## Stated problem
State the number of lines with the string "BURUNG" in them, and nothing else.

┌──

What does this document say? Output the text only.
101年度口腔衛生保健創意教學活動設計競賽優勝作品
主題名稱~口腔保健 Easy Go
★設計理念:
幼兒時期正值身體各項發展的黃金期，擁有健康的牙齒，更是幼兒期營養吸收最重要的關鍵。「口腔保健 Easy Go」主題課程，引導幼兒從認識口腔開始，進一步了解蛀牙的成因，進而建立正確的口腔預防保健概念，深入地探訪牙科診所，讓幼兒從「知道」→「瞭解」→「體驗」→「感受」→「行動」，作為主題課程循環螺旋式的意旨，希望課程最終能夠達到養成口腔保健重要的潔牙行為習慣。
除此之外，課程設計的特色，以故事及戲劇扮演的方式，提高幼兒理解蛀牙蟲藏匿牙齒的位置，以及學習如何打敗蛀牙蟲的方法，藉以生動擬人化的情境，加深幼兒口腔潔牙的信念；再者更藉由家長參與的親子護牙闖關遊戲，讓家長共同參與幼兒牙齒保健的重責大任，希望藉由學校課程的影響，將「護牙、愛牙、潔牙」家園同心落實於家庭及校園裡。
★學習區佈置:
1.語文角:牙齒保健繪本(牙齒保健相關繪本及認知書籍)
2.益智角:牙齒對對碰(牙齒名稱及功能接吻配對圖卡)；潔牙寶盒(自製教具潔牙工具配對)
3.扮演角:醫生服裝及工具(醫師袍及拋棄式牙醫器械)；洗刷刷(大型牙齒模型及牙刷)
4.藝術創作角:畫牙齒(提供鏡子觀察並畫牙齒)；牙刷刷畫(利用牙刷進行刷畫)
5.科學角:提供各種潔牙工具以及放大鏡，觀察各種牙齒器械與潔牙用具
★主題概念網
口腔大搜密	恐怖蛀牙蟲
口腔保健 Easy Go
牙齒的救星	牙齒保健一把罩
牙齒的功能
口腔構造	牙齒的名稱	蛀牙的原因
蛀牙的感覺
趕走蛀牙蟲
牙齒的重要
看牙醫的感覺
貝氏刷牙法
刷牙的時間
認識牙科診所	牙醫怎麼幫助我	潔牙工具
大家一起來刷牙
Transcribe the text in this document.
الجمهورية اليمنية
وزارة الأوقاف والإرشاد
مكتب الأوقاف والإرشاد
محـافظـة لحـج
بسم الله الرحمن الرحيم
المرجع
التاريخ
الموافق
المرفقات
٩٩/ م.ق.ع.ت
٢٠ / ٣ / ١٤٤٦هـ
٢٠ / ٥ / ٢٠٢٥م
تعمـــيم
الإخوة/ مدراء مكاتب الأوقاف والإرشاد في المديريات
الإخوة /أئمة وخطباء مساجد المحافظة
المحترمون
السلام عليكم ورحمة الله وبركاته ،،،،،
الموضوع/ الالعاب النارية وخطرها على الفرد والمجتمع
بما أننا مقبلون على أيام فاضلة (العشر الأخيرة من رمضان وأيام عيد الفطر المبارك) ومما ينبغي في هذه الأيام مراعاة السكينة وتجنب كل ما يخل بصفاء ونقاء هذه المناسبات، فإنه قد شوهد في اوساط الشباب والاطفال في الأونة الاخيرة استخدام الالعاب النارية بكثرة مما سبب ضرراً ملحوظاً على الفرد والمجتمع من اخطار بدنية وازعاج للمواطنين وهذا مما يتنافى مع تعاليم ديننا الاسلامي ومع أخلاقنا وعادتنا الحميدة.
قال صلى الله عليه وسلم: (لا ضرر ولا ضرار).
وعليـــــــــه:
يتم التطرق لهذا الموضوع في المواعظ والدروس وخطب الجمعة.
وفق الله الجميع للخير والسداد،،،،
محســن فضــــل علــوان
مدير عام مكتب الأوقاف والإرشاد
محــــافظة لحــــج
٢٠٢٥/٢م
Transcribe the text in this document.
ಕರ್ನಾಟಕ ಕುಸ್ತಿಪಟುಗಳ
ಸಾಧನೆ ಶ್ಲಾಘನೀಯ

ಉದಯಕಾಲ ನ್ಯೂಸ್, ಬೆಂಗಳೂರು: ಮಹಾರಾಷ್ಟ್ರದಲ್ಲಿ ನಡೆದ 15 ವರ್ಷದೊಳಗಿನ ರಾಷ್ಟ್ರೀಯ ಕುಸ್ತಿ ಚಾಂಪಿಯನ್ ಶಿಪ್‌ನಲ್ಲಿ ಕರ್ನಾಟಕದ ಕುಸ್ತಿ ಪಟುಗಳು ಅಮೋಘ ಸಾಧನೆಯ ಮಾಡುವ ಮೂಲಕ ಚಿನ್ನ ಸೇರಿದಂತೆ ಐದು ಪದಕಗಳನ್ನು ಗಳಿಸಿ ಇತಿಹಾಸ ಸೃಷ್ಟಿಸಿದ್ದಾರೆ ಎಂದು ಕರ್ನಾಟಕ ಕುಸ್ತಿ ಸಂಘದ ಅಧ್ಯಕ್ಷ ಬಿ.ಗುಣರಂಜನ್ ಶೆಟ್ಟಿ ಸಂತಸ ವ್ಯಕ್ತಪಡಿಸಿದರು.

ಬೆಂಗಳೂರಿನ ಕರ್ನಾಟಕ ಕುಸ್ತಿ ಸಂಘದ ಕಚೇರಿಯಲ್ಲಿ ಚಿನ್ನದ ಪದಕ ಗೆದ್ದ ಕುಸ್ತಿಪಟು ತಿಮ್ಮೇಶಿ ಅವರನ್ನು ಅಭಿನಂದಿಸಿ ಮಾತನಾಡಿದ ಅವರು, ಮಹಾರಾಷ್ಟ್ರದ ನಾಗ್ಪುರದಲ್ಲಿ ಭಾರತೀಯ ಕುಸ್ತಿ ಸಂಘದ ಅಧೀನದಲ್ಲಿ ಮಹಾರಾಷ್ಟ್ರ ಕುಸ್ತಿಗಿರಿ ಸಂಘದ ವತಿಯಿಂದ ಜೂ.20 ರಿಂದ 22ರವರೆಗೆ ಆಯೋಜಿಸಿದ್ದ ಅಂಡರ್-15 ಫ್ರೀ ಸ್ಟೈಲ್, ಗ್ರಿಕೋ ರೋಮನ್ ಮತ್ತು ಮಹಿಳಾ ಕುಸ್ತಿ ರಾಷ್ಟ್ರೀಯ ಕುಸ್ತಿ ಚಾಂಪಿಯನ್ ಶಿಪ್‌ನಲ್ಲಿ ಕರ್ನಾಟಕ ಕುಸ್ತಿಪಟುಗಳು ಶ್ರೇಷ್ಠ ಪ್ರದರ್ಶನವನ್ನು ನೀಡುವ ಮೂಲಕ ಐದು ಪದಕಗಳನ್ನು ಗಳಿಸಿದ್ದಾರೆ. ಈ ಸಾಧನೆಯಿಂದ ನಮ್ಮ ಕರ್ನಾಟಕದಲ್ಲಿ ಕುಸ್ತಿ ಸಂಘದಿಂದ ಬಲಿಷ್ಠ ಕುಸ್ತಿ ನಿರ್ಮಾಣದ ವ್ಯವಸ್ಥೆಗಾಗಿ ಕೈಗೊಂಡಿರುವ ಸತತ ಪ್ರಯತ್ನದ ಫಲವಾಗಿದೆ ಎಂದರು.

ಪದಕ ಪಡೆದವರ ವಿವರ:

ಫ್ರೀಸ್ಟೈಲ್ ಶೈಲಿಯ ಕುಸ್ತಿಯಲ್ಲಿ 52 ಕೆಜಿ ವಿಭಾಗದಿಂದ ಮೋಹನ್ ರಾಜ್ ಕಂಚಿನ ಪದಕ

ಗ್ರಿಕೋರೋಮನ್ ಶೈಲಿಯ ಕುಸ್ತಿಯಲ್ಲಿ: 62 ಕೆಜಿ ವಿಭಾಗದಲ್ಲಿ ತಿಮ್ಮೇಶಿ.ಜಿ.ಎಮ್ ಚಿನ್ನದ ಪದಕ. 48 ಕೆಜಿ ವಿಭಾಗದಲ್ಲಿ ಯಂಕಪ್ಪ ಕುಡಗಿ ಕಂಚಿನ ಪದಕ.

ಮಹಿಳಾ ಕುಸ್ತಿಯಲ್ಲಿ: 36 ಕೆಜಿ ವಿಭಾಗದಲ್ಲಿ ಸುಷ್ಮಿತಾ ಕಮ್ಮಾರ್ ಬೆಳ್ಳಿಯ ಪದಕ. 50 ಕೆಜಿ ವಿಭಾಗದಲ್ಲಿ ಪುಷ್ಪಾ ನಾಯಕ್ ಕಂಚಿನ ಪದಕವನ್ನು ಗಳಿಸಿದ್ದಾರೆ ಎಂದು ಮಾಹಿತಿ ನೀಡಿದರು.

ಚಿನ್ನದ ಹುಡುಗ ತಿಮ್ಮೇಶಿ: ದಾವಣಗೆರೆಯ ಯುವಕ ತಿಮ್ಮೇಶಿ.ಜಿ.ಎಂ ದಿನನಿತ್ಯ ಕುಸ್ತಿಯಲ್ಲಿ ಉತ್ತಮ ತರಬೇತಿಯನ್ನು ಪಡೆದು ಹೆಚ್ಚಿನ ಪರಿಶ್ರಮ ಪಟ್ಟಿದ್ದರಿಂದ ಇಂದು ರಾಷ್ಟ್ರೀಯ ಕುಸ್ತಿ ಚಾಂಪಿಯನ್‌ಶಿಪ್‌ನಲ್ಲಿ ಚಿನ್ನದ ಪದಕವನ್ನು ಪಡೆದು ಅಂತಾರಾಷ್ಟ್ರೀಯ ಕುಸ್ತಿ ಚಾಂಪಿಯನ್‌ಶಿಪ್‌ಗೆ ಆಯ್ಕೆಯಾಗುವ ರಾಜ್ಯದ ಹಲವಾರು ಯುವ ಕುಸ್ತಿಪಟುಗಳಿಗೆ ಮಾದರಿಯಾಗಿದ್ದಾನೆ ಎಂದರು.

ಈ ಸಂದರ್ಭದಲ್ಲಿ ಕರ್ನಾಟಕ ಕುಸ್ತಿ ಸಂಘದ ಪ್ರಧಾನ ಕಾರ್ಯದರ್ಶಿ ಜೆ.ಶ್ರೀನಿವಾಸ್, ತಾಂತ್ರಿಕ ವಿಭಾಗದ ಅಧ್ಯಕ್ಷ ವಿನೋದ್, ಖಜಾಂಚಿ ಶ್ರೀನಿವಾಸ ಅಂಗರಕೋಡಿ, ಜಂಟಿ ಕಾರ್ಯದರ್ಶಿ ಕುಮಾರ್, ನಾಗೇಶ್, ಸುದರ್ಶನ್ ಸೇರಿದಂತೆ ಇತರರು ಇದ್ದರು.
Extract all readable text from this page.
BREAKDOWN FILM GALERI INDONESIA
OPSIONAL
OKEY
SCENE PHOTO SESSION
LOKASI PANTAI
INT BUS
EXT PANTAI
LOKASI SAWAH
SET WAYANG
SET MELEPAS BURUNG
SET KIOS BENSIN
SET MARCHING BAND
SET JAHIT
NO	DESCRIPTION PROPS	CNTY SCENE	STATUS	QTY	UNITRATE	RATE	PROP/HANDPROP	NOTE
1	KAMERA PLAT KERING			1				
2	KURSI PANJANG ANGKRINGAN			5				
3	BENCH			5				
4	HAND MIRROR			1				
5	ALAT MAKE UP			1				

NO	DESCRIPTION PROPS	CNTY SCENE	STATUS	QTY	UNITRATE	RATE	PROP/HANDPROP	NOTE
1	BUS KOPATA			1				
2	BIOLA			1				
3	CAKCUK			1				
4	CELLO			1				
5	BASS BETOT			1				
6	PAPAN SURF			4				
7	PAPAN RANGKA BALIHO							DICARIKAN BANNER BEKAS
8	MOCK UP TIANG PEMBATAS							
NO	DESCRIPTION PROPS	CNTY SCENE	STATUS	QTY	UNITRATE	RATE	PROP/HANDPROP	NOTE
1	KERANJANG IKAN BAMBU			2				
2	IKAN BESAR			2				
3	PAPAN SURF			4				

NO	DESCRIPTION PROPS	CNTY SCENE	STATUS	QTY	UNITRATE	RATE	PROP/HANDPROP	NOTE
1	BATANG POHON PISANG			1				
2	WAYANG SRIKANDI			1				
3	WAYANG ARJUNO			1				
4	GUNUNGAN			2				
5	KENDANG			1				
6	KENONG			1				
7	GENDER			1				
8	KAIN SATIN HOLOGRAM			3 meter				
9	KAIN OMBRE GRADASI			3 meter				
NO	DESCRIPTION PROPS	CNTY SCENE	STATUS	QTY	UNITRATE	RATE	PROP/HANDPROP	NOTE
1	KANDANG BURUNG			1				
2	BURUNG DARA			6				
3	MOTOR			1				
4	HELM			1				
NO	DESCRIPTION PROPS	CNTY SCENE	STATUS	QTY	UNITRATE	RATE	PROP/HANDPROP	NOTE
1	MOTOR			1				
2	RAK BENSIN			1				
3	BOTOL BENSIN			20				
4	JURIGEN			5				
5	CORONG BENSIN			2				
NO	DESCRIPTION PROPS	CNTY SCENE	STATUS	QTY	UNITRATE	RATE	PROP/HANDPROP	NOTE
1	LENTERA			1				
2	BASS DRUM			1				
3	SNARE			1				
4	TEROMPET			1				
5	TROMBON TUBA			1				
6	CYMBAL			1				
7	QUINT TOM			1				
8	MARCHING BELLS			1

└──

## Right answer
3